## What is needed
Extract each record and reproduce it exactly.

## Information provided
++++
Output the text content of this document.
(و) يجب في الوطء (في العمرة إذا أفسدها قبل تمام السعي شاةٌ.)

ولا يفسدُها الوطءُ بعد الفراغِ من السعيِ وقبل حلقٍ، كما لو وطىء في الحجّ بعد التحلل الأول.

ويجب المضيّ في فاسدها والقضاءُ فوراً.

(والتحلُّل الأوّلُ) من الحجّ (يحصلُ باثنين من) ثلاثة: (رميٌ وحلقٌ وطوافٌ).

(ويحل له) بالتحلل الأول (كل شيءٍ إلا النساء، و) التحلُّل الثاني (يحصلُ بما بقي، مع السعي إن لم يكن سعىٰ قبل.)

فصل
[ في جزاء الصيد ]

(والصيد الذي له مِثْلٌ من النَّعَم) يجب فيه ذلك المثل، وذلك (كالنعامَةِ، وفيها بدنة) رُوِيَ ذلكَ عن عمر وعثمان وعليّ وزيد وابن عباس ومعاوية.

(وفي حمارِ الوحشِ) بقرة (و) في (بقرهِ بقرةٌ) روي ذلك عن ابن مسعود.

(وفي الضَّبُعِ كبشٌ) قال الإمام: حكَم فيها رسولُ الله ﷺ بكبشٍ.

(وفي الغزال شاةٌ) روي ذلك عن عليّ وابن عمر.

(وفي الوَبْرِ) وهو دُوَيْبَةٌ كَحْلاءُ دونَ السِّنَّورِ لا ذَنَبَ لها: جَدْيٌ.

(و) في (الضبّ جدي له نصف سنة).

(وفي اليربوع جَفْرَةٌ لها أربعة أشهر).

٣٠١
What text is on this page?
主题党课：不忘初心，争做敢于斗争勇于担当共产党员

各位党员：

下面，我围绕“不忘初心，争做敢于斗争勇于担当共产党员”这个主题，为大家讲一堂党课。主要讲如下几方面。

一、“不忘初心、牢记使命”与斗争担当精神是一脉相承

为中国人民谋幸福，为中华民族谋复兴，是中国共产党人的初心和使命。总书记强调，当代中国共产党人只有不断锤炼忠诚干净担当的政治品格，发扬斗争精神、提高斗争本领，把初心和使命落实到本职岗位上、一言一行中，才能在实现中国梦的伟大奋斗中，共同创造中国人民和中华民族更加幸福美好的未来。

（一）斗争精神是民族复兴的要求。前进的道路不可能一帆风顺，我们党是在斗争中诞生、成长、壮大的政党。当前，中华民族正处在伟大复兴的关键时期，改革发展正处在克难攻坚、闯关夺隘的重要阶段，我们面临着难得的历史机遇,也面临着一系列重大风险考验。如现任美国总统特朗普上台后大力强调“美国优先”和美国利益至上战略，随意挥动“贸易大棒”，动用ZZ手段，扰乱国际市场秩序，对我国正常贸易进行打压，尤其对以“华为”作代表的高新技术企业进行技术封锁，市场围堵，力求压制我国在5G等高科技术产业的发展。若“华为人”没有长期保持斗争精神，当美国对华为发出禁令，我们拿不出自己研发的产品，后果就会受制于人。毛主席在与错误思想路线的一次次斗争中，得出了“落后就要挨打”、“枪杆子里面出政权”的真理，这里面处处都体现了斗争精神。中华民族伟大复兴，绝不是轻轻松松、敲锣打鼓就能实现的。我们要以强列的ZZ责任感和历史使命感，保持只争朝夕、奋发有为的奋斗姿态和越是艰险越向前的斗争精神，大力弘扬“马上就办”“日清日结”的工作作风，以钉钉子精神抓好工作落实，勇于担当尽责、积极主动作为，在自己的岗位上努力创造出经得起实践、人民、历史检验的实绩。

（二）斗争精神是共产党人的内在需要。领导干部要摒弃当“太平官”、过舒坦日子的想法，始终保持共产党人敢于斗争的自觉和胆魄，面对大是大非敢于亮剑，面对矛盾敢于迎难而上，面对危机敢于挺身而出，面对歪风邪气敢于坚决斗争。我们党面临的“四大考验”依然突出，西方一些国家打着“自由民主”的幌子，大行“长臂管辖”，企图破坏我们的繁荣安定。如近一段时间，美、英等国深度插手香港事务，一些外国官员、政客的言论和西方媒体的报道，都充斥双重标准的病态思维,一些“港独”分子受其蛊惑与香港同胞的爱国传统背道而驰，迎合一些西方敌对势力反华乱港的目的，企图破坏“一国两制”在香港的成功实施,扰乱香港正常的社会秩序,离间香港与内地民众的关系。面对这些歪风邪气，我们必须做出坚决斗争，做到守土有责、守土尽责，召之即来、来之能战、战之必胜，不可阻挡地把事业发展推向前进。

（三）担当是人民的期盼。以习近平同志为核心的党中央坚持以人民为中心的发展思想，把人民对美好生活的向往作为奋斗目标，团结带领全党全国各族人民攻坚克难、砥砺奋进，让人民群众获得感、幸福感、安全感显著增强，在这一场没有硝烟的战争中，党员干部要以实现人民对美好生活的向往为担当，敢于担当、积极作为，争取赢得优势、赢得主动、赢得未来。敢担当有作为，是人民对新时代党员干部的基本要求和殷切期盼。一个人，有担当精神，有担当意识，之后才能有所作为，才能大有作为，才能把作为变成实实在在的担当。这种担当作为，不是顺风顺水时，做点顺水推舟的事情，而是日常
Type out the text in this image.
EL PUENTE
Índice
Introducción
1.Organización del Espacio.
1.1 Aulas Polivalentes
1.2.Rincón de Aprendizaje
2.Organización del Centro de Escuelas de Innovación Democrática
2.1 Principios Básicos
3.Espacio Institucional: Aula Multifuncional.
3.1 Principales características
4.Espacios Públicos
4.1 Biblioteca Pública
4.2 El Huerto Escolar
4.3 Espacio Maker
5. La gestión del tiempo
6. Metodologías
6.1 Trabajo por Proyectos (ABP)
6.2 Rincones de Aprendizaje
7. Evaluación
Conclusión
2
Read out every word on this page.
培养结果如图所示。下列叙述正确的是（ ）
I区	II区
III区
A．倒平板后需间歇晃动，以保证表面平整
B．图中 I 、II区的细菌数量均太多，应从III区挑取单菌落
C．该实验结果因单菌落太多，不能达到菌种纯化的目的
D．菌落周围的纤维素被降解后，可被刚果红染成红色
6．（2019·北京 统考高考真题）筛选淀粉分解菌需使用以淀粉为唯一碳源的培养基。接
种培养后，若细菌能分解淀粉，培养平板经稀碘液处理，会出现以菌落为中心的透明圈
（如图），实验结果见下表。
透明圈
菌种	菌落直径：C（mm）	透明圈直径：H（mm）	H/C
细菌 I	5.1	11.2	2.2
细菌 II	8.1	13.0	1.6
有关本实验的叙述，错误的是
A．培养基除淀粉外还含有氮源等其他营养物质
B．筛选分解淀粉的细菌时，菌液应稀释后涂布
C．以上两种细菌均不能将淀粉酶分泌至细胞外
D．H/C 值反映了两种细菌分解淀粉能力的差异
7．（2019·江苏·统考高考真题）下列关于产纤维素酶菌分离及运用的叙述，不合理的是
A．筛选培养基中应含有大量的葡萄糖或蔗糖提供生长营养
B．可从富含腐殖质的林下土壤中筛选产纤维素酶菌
++++
## The reply
Output the text content of this document.
(و) يجب في الوطء (في العمرة إذا أفسدها قبل تمام السعي شاةٌ.)

ولا يفسدُها الوطءُ بعد الفراغِ من السعيِ وقبل حلقٍ، كما لو وطىء في الحجّ بعد التحلل الأول.

ويجب المضيّ في فاسدها والقضاءُ فوراً.

(والتحلُّل الأوّلُ) من الحجّ (يحصلُ باثنين من) ثلاثة: (رميٌ وحلقٌ وطوافٌ).

(ويحل له) بالتحلل الأول (كل شيءٍ إلا النساء، و) التحلُّل الثاني (يحصلُ بما بقي، مع السعي إن لم يكن سعىٰ قبل.)

فصل
[ في جزاء الصيد ]

(والصيد الذي له مِثْلٌ من النَّعَم) يجب فيه ذلك المثل، وذلك (كالنعامَةِ، وفيها بدنة) رُوِيَ ذلكَ عن عمر وعثمان وعليّ وزيد وابن عباس ومعاوية.

(وفي حمارِ الوحشِ) بقرة (و) في (بقرهِ بقرةٌ) روي ذلك عن ابن مسعود.

(وفي الضَّبُعِ كبشٌ) قال الإمام: حكَم فيها رسولُ الله ﷺ بكبشٍ.

(وفي الغزال شاةٌ) روي ذلك عن عليّ وابن عمر.

(وفي الوَبْرِ) وهو دُوَيْبَةٌ كَحْلاءُ دونَ السِّنَّورِ لا ذَنَبَ لها: جَدْيٌ.

(و) في (الضبّ جدي له نصف سنة).

(وفي اليربوع جَفْرَةٌ لها أربعة أشهر).

٣٠١
What text is on this page?
主题党课：不忘初心，争做敢于斗争勇于担当共产党员

各位党员：

下面，我围绕“不忘初心，争做敢于斗争勇于担当共产党员”这个主题，为大家讲一堂党课。主要讲如下几方面。

一、“不忘初心、牢记使命”与斗争担当精神是一脉相承

为中国人民谋幸福，为中华民族谋复兴，是中国共产党人的初心和使命。总书记强调，当代中国共产党人只有不断锤炼忠诚干净担当的政治品格，发扬斗争精神、提高斗争本领，把初心和使命落实到本职岗位上、一言一行中，才能在实现中国梦的伟大奋斗中，共同创造中国人民和中华民族更加幸福美好的未来。

（一）斗争精神是民族复兴的要求。前进的道路不可能一帆风顺，我们党是在斗争中诞生、成长、壮大的政党。当前，中华民族正处在伟大复兴的关键时期，改革发展正处在克难攻坚、闯关夺隘的重要阶段，我们面临着难得的历史机遇,也面临着一系列重大风险考验。如现任美国总统特朗普上台后大力强调“美国优先”和美国利益至上战略，随意挥动“贸易大棒”，动用ZZ手段，扰乱国际市场秩序，对我国正常贸易进行打压，尤其对以“华为”作代表的高新技术企业进行技术封锁，市场围堵，力求压制我国在5G等高科技术产业的发展。若“华为人”没有长期保持斗争精神，当美国对华为发出禁令，我们拿不出自己研发的产品，后果就会受制于人。毛主席在与错误思想路线的一次次斗争中，得出了“落后就要挨打”、“枪杆子里面出政权”的真理，这里面处处都体现了斗争精神。中华民族伟大复兴，绝不是轻轻松松、敲锣打鼓就能实现的。我们要以强列的ZZ责任感和历史使命感，保持只争朝夕、奋发有为的奋斗姿态和越是艰险越向前的斗争精神，大力弘扬“马上就办”“日清日结”的工作作风，以钉钉子精神抓好工作落实，勇于担当尽责、积极主动作为，在自己的岗位上努力创造出经得起实践、人民、历史检验的实绩。

（二）斗争精神是共产党人的内在需要。领导干部要摒弃当“太平官”、过舒坦日子的想法，始终保持共产党人敢于斗争的自觉和胆魄，面对大是大非敢于亮剑，面对矛盾敢于迎难而上，面对危机敢于挺身而出，面对歪风邪气敢于坚决斗争。我们党面临的“四大考验”依然突出，西方一些国家打着“自由民主”的幌子，大行“长臂管辖”，企图破坏我们的繁荣安定。如近一段时间，美、英等国深度插手香港事务，一些外国官员、政客的言论和西方媒体的报道，都充斥双重标准的病态思维,一些“港独”分子受其蛊惑与香港同胞的爱国传统背道而驰，迎合一些西方敌对势力反华乱港的目的，企图破坏“一国两制”在香港的成功实施,扰乱香港正常的社会秩序,离间香港与内地民众的关系。面对这些歪风邪气，我们必须做出坚决斗争，做到守土有责、守土尽责，召之即来、来之能战、战之必胜，不可阻挡地把事业发展推向前进。

（三）担当是人民的期盼。以习近平同志为核心的党中央坚持以人民为中心的发展思想，把人民对美好生活的向往作为奋斗目标，团结带领全党全国各族人民攻坚克难、砥砺奋进，让人民群众获得感、幸福感、安全感显著增强，在这一场没有硝烟的战争中，党员干部要以实现人民对美好生活的向往为担当，敢于担当、积极作为，争取赢得优势、赢得主动、赢得未来。敢担当有作为，是人民对新时代党员干部的基本要求和殷切期盼。一个人，有担当精神，有担当意识，之后才能有所作为，才能大有作为，才能把作为变成实实在在的担当。这种担当作为，不是顺风顺水时，做点顺水推舟的事情，而是日常
Type out the text in this image.
EL PUENTE
Índice
Introducción
1.Organización del Espacio.
1.1 Aulas Polivalentes
1.2.Rincón de Aprendizaje
2.Organización del Centro de Escuelas de Innovación Democrática
2.1 Principios Básicos
3.Espacio Institucional: Aula Multifuncional.
3.1 Principales características
4.Espacios Públicos
4.1 Biblioteca Pública
4.2 El Huerto Escolar
4.3 Espacio Maker
5. La gestión del tiempo
6. Metodologías
6.1 Trabajo por Proyectos (ABP)
6.2 Rincones de Aprendizaje
7. Evaluación
Conclusión
2
Read out every word on this page.
培养结果如图所示。下列叙述正确的是（ ）
I区	II区
III区
A．倒平板后需间歇晃动，以保证表面平整
B．图中 I 、II区的细菌数量均太多，应从III区挑取单菌落
C．该实验结果因单菌落太多，不能达到菌种纯化的目的
D．菌落周围的纤维素被降解后，可被刚果红染成红色
6．（2019·北京 统考高考真题）筛选淀粉分解菌需使用以淀粉为唯一碳源的培养基。接
种培养后，若细菌能分解淀粉，培养平板经稀碘液处理，会出现以菌落为中心的透明圈
（如图），实验结果见下表。
透明圈
菌种	菌落直径：C（mm）	透明圈直径：H（mm）	H/C
细菌 I	5.1	11.2	2.2
细菌 II	8.1	13.0	1.6
有关本实验的叙述，错误的是
A．培养基除淀粉外还含有氮源等其他营养物质
B．筛选分解淀粉的细菌时，菌液应稀释后涂布
C．以上两种细菌均不能将淀粉酶分泌至细胞外
D．H/C 值反映了两种细菌分解淀粉能力的差异
7．（2019·江苏·统考高考真题）下列关于产纤维素酶菌分离及运用的叙述，不合理的是
A．筛选培养基中应含有大量的葡萄糖或蔗糖提供生长营养
B．可从富含腐殖质的林下土壤中筛选产纤维素酶菌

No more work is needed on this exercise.